** begin Information given **

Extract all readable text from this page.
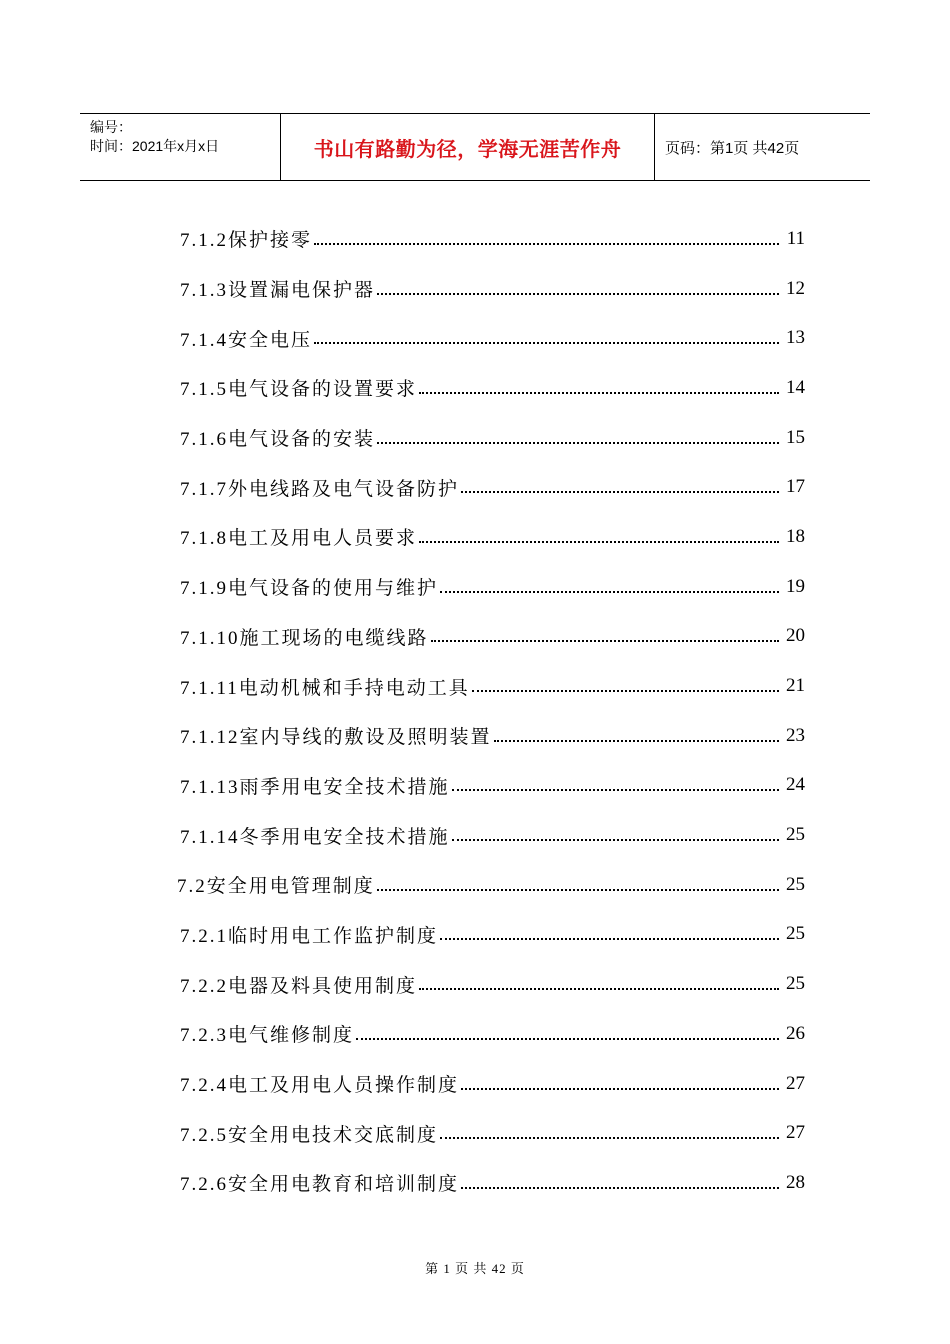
编号：
时间：2021年x月x日	书山有路勤为径，学海无涯苦作舟	页码：第1页 共42页
7.1.2保护接零	11
7.1.3设置漏电保护器	12
7.1.4安全电压	13
7.1.5电气设备的设置要求	14
7.1.6电气设备的安装	15
7.1.7外电线路及电气设备防护	17
7.1.8电工及用电人员要求	18
7.1.9电气设备的使用与维护	19
7.1.10施工现场的电缆线路	20
7.1.11电动机械和手持电动工具	21
7.1.12室内导线的敷设及照明装置	23
7.1.13雨季用电安全技术措施	24
7.1.14冬季用电安全技术措施	25
7.2安全用电管理制度	25
7.2.1临时用电工作监护制度	25
7.2.2电器及料具使用制度	25
7.2.3电气维修制度	26
7.2.4电工及用电人员操作制度	27
7.2.5安全用电技术交底制度	27
7.2.6安全用电教育和培训制度	28
第 1 页 共 42 页
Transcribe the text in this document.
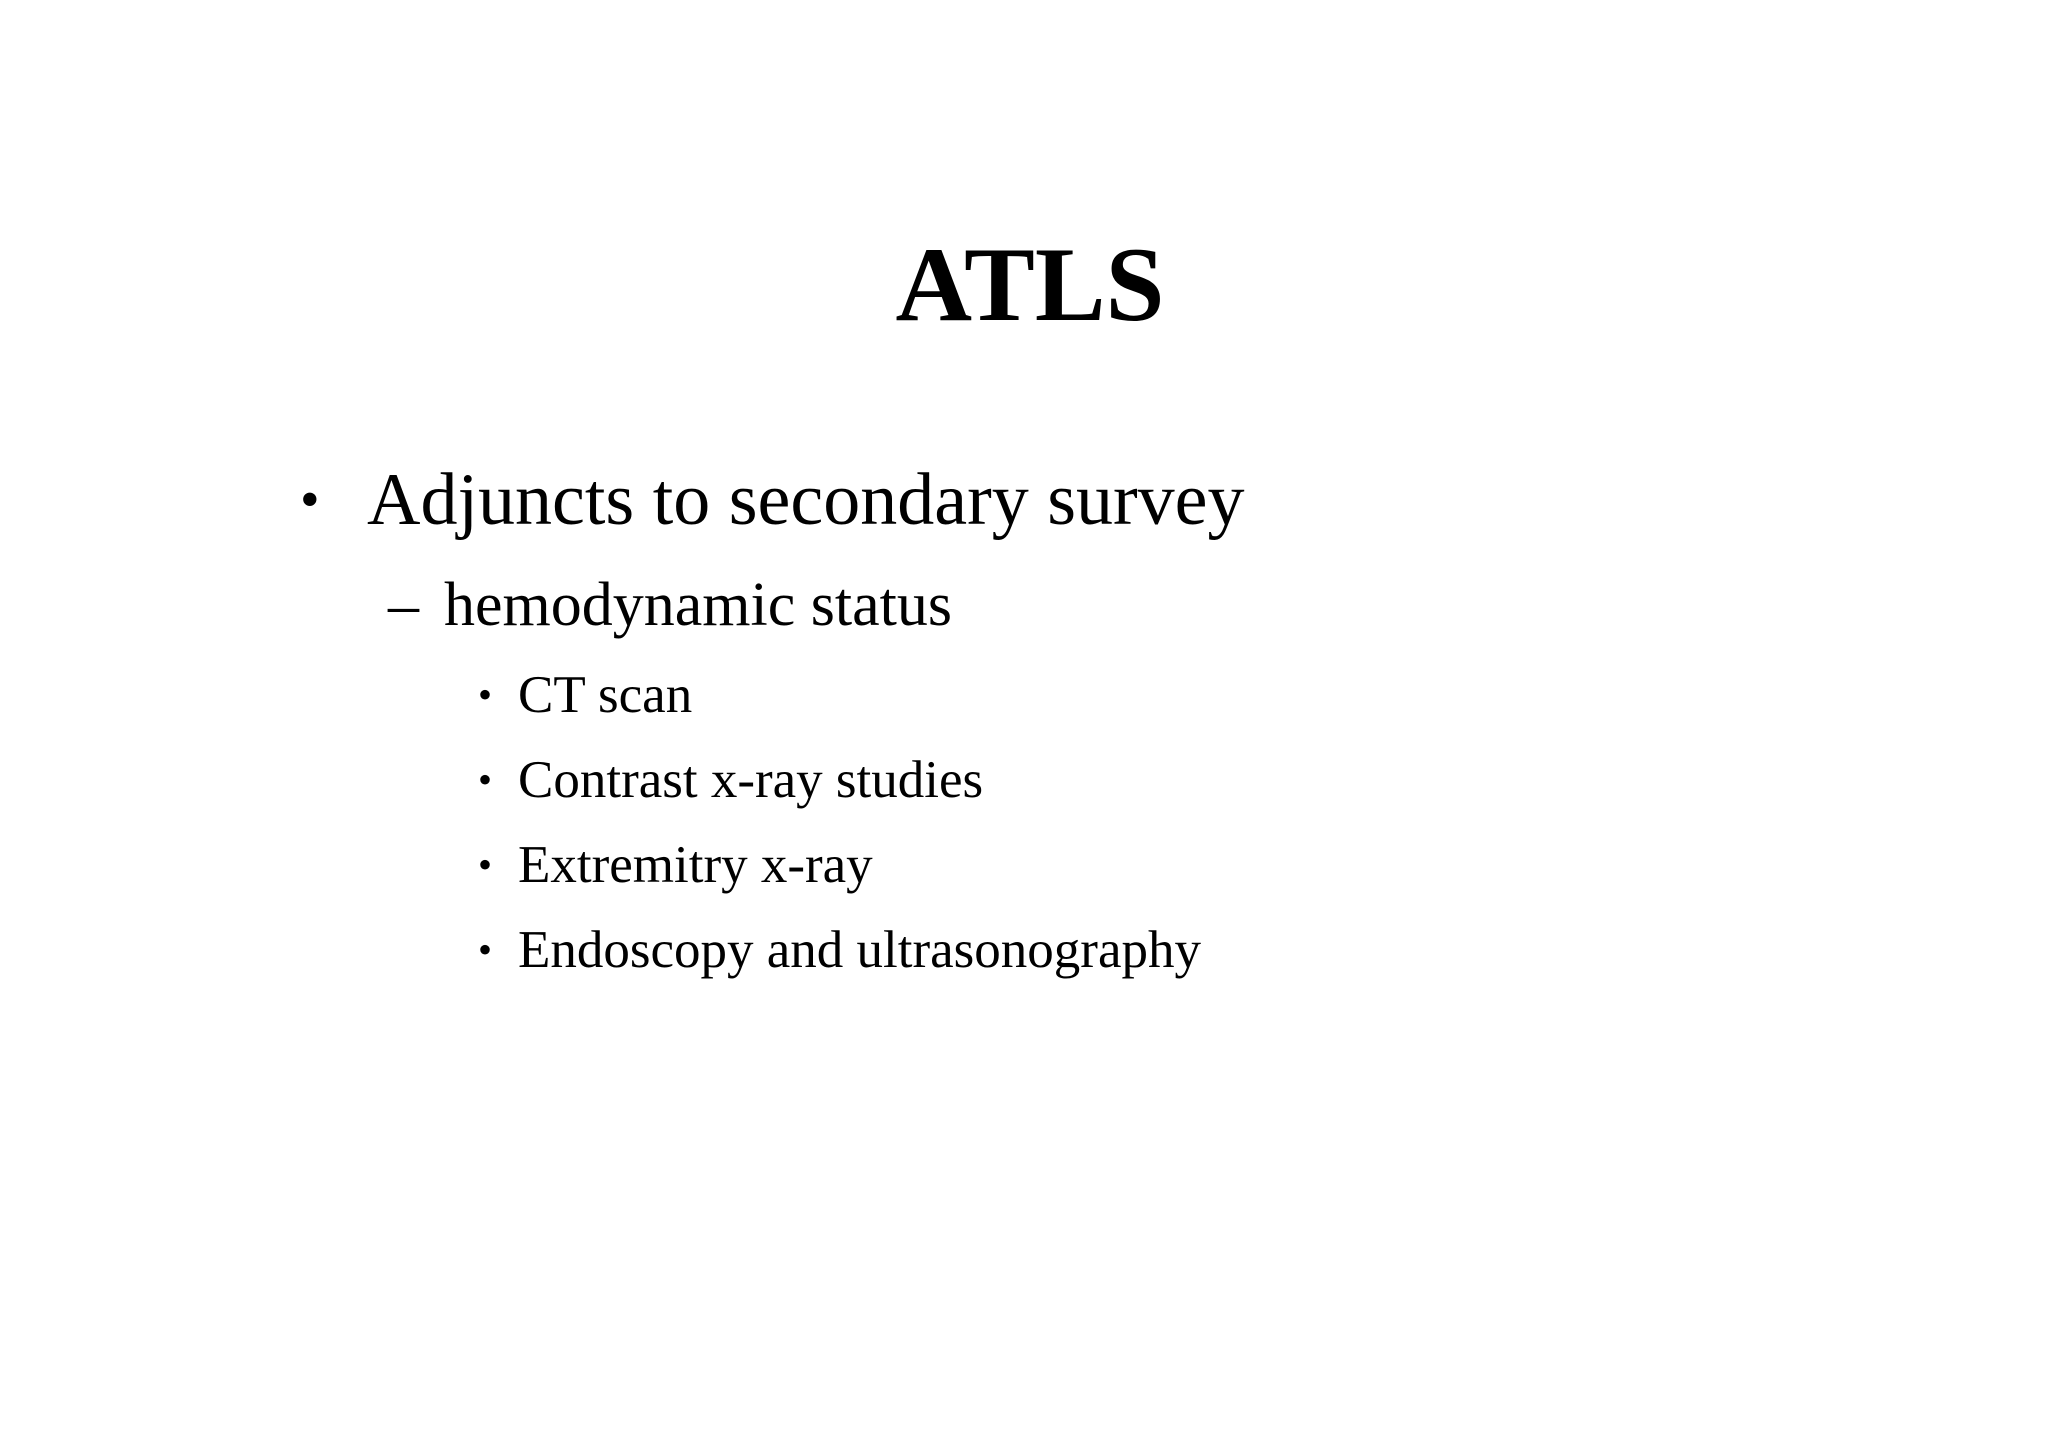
ATLS
• Adjuncts to secondary survey
– hemodynamic status
• CT scan
• Contrast x-ray studies
• Extremitry x-ray
• Endoscopy and ultrasonography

** end Information given **

■ **What you will do**
Find the line with "Transcribe the text in this document." in the listing and extract it and all lines after it through the end, exactly, without the pictures.

■ **Written response**
Transcribe the text in this document.
ATLS
• Adjuncts to secondary survey
– hemodynamic status
• CT scan
• Contrast x-ray studies
• Extremitry x-ray
• Endoscopy and ultrasonography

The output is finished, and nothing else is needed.